## Exercise prompt
Your task is to copy every line of the entries that contains "color".

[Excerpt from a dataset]
++++++++++

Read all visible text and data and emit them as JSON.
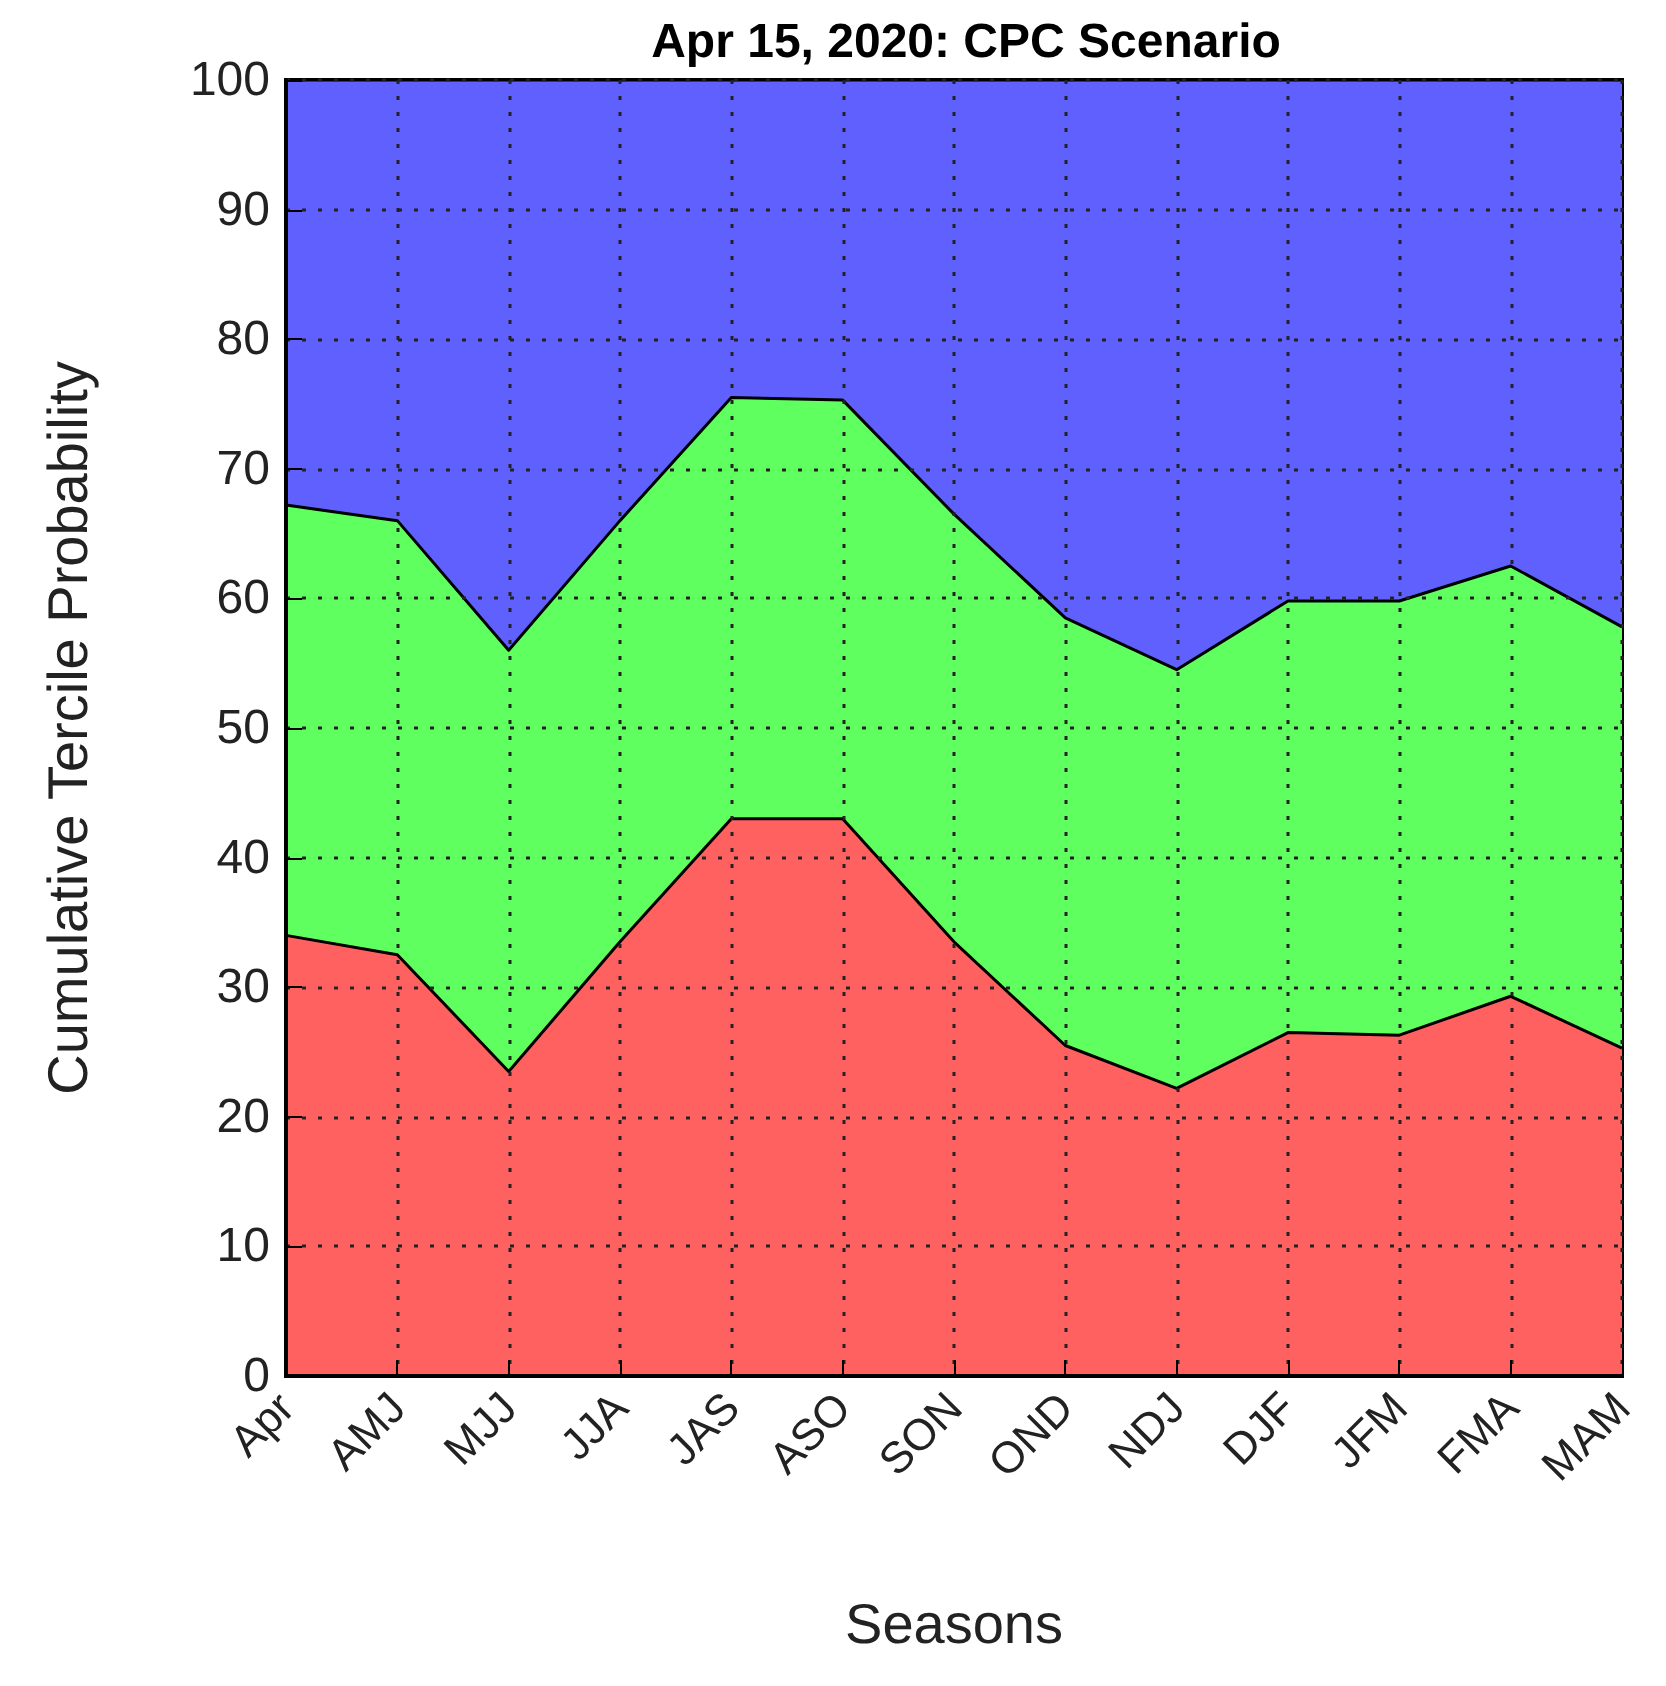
{
  "chart_data": {
    "type": "area",
    "title": "Apr 15, 2020: CPC Scenario",
    "xlabel": "Seasons",
    "ylabel": "Cumulative Tercile Probability",
    "categories": [
      "Apr",
      "AMJ",
      "MJJ",
      "JJA",
      "JAS",
      "ASO",
      "SON",
      "OND",
      "NDJ",
      "DJF",
      "JFM",
      "FMA",
      "MAM"
    ],
    "stacked": true,
    "series": [
      {
        "color": "#ff6060",
        "values": [
          34,
          32.5,
          23.5,
          33.5,
          43,
          43,
          33.5,
          25.5,
          22.2,
          26.5,
          26.3,
          29.3,
          25.3
        ]
      },
      {
        "color": "#60ff60",
        "values": [
          33.2,
          33.5,
          32.5,
          32.5,
          32.5,
          32.3,
          33,
          33,
          32.3,
          33.3,
          33.5,
          33.2,
          32.5
        ]
      },
      {
        "color": "#6060ff",
        "values": [
          32.8,
          34,
          44,
          34,
          24.5,
          24.7,
          33.5,
          41.5,
          45.5,
          40.2,
          40.2,
          37.5,
          42.2
        ]
      }
    ],
    "ylim": [
      0,
      100
    ],
    "yticks": [
      0,
      10,
      20,
      30,
      40,
      50,
      60,
      70,
      80,
      90,
      100
    ],
    "grid": true
  }
}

++++++++++

## Answer for the task
        "color": "#ff6060",
        "color": "#60ff60",
        "color": "#6060ff",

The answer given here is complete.